_What to work on_: Restate the records in their entirety, word for word.

Data records:
⁂

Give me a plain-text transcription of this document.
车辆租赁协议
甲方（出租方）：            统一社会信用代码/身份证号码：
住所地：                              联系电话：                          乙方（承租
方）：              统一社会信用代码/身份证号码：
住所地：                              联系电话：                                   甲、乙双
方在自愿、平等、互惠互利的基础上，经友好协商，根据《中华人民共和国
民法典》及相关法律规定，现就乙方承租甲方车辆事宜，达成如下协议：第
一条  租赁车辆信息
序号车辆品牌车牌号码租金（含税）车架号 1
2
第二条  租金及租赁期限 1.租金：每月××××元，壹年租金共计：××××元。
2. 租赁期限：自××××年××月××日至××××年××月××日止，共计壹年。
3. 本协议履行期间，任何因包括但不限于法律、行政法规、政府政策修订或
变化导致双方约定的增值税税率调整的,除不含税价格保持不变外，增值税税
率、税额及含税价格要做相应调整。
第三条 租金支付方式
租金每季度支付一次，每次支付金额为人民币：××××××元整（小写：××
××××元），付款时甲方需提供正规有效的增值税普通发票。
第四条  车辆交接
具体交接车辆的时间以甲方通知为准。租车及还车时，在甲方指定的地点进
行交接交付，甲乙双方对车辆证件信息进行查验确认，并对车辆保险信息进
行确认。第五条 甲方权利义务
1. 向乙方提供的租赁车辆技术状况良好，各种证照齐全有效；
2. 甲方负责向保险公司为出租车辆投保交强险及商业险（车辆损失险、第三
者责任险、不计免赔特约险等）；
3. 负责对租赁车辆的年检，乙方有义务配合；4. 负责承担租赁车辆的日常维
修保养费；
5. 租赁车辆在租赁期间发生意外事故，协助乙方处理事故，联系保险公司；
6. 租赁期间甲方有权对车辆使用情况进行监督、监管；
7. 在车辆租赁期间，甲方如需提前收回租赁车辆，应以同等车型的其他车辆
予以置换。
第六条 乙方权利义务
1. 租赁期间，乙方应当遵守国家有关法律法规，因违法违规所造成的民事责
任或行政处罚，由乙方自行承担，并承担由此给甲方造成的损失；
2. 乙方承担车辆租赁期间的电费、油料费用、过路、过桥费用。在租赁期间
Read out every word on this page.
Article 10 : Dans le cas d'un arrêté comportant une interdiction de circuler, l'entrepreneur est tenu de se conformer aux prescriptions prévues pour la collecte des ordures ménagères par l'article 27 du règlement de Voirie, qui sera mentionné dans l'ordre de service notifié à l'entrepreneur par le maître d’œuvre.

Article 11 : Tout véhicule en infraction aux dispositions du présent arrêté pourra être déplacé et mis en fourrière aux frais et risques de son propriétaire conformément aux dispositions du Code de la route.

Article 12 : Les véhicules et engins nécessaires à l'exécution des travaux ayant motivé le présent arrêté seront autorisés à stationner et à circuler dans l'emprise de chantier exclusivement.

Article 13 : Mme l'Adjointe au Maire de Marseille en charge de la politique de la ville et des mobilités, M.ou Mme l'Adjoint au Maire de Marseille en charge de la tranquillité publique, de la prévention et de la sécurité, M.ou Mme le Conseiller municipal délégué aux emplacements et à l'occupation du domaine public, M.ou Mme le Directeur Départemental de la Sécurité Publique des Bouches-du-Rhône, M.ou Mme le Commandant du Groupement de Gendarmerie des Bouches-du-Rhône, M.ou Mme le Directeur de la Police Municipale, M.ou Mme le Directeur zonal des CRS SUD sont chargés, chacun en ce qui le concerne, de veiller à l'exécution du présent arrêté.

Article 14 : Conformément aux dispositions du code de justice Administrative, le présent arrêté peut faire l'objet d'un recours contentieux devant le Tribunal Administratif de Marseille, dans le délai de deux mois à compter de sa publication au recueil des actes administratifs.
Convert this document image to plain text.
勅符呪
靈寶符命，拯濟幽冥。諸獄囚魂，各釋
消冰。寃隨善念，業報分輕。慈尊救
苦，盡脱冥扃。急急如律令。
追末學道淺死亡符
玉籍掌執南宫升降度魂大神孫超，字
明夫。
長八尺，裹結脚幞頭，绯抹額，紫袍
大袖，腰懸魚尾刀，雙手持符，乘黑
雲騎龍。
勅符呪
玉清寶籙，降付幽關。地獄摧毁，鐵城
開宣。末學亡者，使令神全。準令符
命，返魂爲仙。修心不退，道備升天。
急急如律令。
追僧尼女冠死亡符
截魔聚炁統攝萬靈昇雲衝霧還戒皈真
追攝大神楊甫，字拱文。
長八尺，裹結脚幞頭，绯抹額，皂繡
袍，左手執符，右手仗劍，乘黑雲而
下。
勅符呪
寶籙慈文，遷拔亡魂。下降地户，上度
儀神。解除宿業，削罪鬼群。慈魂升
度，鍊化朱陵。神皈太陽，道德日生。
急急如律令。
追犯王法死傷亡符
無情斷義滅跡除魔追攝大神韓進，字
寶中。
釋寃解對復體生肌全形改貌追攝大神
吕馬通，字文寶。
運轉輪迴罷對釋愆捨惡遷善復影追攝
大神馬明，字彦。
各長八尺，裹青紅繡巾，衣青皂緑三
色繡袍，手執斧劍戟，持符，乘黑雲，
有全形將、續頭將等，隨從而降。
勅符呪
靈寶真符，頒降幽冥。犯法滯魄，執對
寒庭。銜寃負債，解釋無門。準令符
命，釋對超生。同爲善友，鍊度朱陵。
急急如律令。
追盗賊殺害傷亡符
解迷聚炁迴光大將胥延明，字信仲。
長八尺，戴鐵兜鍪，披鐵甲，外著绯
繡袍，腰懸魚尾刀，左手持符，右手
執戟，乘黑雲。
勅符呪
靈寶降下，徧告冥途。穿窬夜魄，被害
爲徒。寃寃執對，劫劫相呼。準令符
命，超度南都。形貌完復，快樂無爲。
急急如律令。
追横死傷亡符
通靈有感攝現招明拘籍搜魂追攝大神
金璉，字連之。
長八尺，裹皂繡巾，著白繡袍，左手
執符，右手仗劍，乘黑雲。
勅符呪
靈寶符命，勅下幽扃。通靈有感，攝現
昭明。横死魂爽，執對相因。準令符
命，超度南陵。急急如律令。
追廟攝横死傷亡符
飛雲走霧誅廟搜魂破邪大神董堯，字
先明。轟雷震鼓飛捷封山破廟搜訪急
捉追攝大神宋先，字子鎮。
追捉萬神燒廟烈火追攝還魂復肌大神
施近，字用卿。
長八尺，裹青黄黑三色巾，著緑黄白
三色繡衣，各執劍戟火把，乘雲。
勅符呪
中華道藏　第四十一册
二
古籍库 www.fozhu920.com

⁂

_Solution_:
Give me a plain-text transcription of this document.
车辆租赁协议
甲方（出租方）：            统一社会信用代码/身份证号码：
住所地：                              联系电话：                          乙方（承租
方）：              统一社会信用代码/身份证号码：
住所地：                              联系电话：                                   甲、乙双
方在自愿、平等、互惠互利的基础上，经友好协商，根据《中华人民共和国
民法典》及相关法律规定，现就乙方承租甲方车辆事宜，达成如下协议：第
一条  租赁车辆信息
序号车辆品牌车牌号码租金（含税）车架号 1
2
第二条  租金及租赁期限 1.租金：每月××××元，壹年租金共计：××××元。
2. 租赁期限：自××××年××月××日至××××年××月××日止，共计壹年。
3. 本协议履行期间，任何因包括但不限于法律、行政法规、政府政策修订或
变化导致双方约定的增值税税率调整的,除不含税价格保持不变外，增值税税
率、税额及含税价格要做相应调整。
第三条 租金支付方式
租金每季度支付一次，每次支付金额为人民币：××××××元整（小写：××
××××元），付款时甲方需提供正规有效的增值税普通发票。
第四条  车辆交接
具体交接车辆的时间以甲方通知为准。租车及还车时，在甲方指定的地点进
行交接交付，甲乙双方对车辆证件信息进行查验确认，并对车辆保险信息进
行确认。第五条 甲方权利义务
1. 向乙方提供的租赁车辆技术状况良好，各种证照齐全有效；
2. 甲方负责向保险公司为出租车辆投保交强险及商业险（车辆损失险、第三
者责任险、不计免赔特约险等）；
3. 负责对租赁车辆的年检，乙方有义务配合；4. 负责承担租赁车辆的日常维
修保养费；
5. 租赁车辆在租赁期间发生意外事故，协助乙方处理事故，联系保险公司；
6. 租赁期间甲方有权对车辆使用情况进行监督、监管；
7. 在车辆租赁期间，甲方如需提前收回租赁车辆，应以同等车型的其他车辆
予以置换。
第六条 乙方权利义务
1. 租赁期间，乙方应当遵守国家有关法律法规，因违法违规所造成的民事责
任或行政处罚，由乙方自行承担，并承担由此给甲方造成的损失；
2. 乙方承担车辆租赁期间的电费、油料费用、过路、过桥费用。在租赁期间
Read out every word on this page.
Article 10 : Dans le cas d'un arrêté comportant une interdiction de circuler, l'entrepreneur est tenu de se conformer aux prescriptions prévues pour la collecte des ordures ménagères par l'article 27 du règlement de Voirie, qui sera mentionné dans l'ordre de service notifié à l'entrepreneur par le maître d’œuvre.

Article 11 : Tout véhicule en infraction aux dispositions du présent arrêté pourra être déplacé et mis en fourrière aux frais et risques de son propriétaire conformément aux dispositions du Code de la route.

Article 12 : Les véhicules et engins nécessaires à l'exécution des travaux ayant motivé le présent arrêté seront autorisés à stationner et à circuler dans l'emprise de chantier exclusivement.

Article 13 : Mme l'Adjointe au Maire de Marseille en charge de la politique de la ville et des mobilités, M.ou Mme l'Adjoint au Maire de Marseille en charge de la tranquillité publique, de la prévention et de la sécurité, M.ou Mme le Conseiller municipal délégué aux emplacements et à l'occupation du domaine public, M.ou Mme le Directeur Départemental de la Sécurité Publique des Bouches-du-Rhône, M.ou Mme le Commandant du Groupement de Gendarmerie des Bouches-du-Rhône, M.ou Mme le Directeur de la Police Municipale, M.ou Mme le Directeur zonal des CRS SUD sont chargés, chacun en ce qui le concerne, de veiller à l'exécution du présent arrêté.

Article 14 : Conformément aux dispositions du code de justice Administrative, le présent arrêté peut faire l'objet d'un recours contentieux devant le Tribunal Administratif de Marseille, dans le délai de deux mois à compter de sa publication au recueil des actes administratifs.
Convert this document image to plain text.
勅符呪
靈寶符命，拯濟幽冥。諸獄囚魂，各釋
消冰。寃隨善念，業報分輕。慈尊救
苦，盡脱冥扃。急急如律令。
追末學道淺死亡符
玉籍掌執南宫升降度魂大神孫超，字
明夫。
長八尺，裹結脚幞頭，绯抹額，紫袍
大袖，腰懸魚尾刀，雙手持符，乘黑
雲騎龍。
勅符呪
玉清寶籙，降付幽關。地獄摧毁，鐵城
開宣。末學亡者，使令神全。準令符
命，返魂爲仙。修心不退，道備升天。
急急如律令。
追僧尼女冠死亡符
截魔聚炁統攝萬靈昇雲衝霧還戒皈真
追攝大神楊甫，字拱文。
長八尺，裹結脚幞頭，绯抹額，皂繡
袍，左手執符，右手仗劍，乘黑雲而
下。
勅符呪
寶籙慈文，遷拔亡魂。下降地户，上度
儀神。解除宿業，削罪鬼群。慈魂升
度，鍊化朱陵。神皈太陽，道德日生。
急急如律令。
追犯王法死傷亡符
無情斷義滅跡除魔追攝大神韓進，字
寶中。
釋寃解對復體生肌全形改貌追攝大神
吕馬通，字文寶。
運轉輪迴罷對釋愆捨惡遷善復影追攝
大神馬明，字彦。
各長八尺，裹青紅繡巾，衣青皂緑三
色繡袍，手執斧劍戟，持符，乘黑雲，
有全形將、續頭將等，隨從而降。
勅符呪
靈寶真符，頒降幽冥。犯法滯魄，執對
寒庭。銜寃負債，解釋無門。準令符
命，釋對超生。同爲善友，鍊度朱陵。
急急如律令。
追盗賊殺害傷亡符
解迷聚炁迴光大將胥延明，字信仲。
長八尺，戴鐵兜鍪，披鐵甲，外著绯
繡袍，腰懸魚尾刀，左手持符，右手
執戟，乘黑雲。
勅符呪
靈寶降下，徧告冥途。穿窬夜魄，被害
爲徒。寃寃執對，劫劫相呼。準令符
命，超度南都。形貌完復，快樂無爲。
急急如律令。
追横死傷亡符
通靈有感攝現招明拘籍搜魂追攝大神
金璉，字連之。
長八尺，裹皂繡巾，著白繡袍，左手
執符，右手仗劍，乘黑雲。
勅符呪
靈寶符命，勅下幽扃。通靈有感，攝現
昭明。横死魂爽，執對相因。準令符
命，超度南陵。急急如律令。
追廟攝横死傷亡符
飛雲走霧誅廟搜魂破邪大神董堯，字
先明。轟雷震鼓飛捷封山破廟搜訪急
捉追攝大神宋先，字子鎮。
追捉萬神燒廟烈火追攝還魂復肌大神
施近，字用卿。
長八尺，裹青黄黑三色巾，著緑黄白
三色繡衣，各執劍戟火把，乘雲。
勅符呪
中華道藏　第四十一册
二
古籍库 www.fozhu920.com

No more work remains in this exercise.